*Problem to solve*. Report every line in the listing that contains the string "Mother".

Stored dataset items
▬▬▬▬▬▬
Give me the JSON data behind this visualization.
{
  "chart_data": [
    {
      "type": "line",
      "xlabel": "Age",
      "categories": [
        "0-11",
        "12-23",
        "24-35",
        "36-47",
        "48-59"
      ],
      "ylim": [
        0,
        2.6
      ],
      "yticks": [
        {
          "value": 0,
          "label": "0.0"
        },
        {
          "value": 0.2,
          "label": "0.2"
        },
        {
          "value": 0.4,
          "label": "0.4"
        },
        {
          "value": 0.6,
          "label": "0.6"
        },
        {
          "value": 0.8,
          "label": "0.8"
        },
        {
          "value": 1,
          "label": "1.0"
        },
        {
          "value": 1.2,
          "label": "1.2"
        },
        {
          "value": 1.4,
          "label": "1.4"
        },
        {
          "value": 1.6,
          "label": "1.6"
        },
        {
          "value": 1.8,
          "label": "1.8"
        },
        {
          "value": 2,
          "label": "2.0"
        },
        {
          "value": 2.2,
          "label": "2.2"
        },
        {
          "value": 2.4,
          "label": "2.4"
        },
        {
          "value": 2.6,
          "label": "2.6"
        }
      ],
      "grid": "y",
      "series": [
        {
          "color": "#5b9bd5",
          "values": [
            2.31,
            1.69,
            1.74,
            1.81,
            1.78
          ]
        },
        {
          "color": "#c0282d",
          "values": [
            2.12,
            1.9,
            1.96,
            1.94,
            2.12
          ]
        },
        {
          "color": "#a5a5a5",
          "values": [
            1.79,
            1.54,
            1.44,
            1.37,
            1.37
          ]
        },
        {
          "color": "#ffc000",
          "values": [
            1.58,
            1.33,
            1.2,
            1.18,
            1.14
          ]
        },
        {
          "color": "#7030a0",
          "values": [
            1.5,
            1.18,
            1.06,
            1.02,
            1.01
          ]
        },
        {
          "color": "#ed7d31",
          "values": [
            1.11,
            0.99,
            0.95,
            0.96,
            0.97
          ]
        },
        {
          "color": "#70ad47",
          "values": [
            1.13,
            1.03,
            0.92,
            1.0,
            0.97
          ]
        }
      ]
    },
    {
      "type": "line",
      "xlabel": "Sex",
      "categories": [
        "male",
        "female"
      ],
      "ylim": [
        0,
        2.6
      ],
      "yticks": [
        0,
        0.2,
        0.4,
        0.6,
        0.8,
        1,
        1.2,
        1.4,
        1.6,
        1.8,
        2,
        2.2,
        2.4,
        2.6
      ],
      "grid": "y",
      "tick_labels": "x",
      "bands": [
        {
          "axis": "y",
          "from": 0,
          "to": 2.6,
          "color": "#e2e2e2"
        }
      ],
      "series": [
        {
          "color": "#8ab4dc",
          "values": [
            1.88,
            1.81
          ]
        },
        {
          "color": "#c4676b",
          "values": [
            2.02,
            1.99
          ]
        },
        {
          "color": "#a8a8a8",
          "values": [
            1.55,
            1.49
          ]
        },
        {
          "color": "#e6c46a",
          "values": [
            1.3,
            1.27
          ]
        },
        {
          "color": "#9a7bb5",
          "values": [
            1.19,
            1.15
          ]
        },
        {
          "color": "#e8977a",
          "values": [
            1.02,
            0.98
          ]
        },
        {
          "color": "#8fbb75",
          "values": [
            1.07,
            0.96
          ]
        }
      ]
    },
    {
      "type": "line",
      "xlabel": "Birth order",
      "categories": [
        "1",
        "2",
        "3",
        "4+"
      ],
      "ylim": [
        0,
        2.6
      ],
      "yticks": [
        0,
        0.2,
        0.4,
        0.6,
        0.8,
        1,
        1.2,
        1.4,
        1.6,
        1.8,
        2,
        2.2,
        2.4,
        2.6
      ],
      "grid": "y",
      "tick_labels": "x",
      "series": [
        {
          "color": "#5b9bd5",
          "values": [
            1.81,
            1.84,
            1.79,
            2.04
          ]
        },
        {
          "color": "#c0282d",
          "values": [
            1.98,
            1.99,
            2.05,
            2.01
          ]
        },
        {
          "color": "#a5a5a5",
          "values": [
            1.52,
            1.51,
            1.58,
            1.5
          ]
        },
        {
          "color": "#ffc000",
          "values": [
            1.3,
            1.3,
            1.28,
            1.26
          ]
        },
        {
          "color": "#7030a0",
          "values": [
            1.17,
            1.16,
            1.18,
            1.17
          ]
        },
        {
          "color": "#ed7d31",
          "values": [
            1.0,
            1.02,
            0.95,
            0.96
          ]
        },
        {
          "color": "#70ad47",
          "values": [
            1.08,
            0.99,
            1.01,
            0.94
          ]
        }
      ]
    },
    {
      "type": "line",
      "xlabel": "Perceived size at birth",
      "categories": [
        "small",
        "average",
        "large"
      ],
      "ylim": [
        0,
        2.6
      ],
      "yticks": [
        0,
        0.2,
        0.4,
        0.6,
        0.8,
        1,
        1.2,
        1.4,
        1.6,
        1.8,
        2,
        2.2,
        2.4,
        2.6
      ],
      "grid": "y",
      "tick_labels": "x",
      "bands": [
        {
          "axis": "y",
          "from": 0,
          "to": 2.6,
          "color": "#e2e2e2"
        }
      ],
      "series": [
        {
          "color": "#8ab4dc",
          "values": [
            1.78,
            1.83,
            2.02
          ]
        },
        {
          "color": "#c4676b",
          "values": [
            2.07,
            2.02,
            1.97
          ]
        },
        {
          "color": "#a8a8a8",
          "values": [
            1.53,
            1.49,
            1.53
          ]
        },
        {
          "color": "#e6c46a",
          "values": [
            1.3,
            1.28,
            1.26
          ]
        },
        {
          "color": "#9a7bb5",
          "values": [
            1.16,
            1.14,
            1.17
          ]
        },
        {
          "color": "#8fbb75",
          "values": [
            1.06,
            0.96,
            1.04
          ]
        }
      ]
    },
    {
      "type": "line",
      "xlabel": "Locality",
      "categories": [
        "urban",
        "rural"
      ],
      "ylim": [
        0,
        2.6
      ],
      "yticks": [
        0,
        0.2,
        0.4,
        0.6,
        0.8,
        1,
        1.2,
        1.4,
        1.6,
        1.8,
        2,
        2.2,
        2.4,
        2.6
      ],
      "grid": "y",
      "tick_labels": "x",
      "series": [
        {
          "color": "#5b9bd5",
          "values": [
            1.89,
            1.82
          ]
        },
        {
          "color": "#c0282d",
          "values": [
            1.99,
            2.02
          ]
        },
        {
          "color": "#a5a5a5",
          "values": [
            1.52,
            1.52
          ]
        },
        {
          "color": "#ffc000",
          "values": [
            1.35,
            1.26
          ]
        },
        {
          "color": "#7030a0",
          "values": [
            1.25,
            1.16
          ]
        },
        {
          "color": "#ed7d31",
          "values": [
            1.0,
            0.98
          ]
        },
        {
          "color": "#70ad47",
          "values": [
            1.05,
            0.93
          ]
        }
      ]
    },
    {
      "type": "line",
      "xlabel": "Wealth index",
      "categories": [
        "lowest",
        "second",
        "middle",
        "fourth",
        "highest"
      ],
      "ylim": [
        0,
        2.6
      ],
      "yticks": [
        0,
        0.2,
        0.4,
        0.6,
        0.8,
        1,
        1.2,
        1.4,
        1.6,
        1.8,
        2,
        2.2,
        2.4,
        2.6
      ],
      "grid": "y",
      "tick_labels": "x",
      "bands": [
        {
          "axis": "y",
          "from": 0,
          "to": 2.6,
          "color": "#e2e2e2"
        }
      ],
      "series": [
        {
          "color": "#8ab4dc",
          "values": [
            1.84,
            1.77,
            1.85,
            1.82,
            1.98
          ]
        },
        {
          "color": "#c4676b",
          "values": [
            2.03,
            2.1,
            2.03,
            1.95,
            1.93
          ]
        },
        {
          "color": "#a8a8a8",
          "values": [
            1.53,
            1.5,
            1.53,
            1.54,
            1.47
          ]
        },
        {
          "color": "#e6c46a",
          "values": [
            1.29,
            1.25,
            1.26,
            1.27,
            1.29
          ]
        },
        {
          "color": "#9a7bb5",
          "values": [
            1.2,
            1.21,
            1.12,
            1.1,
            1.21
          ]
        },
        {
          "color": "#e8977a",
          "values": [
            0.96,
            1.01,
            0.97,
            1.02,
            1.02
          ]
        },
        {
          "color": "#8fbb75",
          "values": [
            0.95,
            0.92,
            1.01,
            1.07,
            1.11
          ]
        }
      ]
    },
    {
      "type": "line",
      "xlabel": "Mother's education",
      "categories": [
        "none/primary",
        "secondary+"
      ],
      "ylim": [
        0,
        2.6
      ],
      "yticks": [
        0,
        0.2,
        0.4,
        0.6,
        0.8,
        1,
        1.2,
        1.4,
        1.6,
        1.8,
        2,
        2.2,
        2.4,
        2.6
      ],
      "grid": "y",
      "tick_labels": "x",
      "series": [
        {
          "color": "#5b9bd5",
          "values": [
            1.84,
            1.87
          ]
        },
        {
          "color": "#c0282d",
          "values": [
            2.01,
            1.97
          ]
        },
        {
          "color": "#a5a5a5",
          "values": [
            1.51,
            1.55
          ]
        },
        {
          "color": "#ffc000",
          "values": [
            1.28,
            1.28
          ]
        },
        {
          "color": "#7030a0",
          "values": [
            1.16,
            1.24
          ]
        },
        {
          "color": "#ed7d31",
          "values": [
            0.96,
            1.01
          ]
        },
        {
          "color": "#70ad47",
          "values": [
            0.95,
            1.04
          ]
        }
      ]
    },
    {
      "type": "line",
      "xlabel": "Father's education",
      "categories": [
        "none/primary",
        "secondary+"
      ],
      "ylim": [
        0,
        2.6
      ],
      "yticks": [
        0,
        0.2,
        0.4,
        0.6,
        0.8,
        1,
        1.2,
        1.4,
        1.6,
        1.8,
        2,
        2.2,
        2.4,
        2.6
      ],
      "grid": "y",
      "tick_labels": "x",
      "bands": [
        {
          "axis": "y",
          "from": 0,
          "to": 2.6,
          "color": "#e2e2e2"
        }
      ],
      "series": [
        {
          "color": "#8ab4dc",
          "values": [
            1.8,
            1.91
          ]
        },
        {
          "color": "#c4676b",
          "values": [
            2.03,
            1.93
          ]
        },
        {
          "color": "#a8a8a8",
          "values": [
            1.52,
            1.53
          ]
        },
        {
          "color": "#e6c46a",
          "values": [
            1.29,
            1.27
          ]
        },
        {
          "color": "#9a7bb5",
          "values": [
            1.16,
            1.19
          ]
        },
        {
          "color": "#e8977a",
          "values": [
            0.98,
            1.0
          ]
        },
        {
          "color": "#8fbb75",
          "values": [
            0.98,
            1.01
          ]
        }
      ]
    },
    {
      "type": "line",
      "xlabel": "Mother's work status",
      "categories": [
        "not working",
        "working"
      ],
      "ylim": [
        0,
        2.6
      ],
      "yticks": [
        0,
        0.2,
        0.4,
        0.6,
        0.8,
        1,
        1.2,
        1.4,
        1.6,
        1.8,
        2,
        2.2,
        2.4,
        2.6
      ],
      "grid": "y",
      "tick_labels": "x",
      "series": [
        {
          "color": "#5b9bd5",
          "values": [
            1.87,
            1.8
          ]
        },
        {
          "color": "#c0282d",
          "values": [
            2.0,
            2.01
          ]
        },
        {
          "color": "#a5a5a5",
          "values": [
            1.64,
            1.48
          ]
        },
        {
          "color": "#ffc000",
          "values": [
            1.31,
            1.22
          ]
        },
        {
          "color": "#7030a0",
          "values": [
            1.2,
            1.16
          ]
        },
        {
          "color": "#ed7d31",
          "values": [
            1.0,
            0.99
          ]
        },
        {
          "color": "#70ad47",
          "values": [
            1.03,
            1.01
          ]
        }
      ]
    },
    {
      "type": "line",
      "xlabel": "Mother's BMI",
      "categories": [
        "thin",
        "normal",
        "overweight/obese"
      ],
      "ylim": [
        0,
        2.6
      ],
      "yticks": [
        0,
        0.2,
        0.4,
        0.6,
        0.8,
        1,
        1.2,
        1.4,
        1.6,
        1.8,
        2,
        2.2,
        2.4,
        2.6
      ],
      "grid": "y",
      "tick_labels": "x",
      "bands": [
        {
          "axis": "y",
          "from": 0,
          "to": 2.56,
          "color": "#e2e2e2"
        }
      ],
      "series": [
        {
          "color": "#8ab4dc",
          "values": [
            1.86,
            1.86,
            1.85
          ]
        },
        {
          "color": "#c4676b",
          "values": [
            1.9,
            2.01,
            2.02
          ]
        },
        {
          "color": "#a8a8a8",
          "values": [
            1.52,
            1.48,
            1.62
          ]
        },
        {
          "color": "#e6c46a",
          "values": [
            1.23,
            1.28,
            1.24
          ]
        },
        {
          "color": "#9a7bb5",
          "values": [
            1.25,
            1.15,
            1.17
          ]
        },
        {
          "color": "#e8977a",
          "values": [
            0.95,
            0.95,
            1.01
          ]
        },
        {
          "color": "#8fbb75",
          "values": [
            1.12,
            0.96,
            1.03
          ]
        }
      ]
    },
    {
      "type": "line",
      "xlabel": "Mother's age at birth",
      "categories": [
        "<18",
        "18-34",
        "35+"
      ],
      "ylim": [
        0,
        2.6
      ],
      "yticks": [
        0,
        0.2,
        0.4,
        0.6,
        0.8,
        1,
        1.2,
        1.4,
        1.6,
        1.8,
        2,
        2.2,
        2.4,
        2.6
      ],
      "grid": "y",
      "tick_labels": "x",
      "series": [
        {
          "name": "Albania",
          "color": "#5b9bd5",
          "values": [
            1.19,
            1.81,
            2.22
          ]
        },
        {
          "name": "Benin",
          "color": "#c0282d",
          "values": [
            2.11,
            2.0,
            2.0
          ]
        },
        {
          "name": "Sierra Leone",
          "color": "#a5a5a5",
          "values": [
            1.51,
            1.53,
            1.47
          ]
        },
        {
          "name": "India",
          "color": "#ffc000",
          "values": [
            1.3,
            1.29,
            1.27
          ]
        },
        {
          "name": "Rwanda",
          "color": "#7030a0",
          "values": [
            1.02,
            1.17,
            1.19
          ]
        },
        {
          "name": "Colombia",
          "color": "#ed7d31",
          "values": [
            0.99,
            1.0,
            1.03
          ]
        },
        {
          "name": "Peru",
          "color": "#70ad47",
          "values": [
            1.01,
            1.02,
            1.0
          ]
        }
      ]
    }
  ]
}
▬▬▬▬▬▬
*The answer*.
      "xlabel": "Mother's education",
      "xlabel": "Mother's work status",
      "xlabel": "Mother's BMI",
      "xlabel": "Mother's age at birth",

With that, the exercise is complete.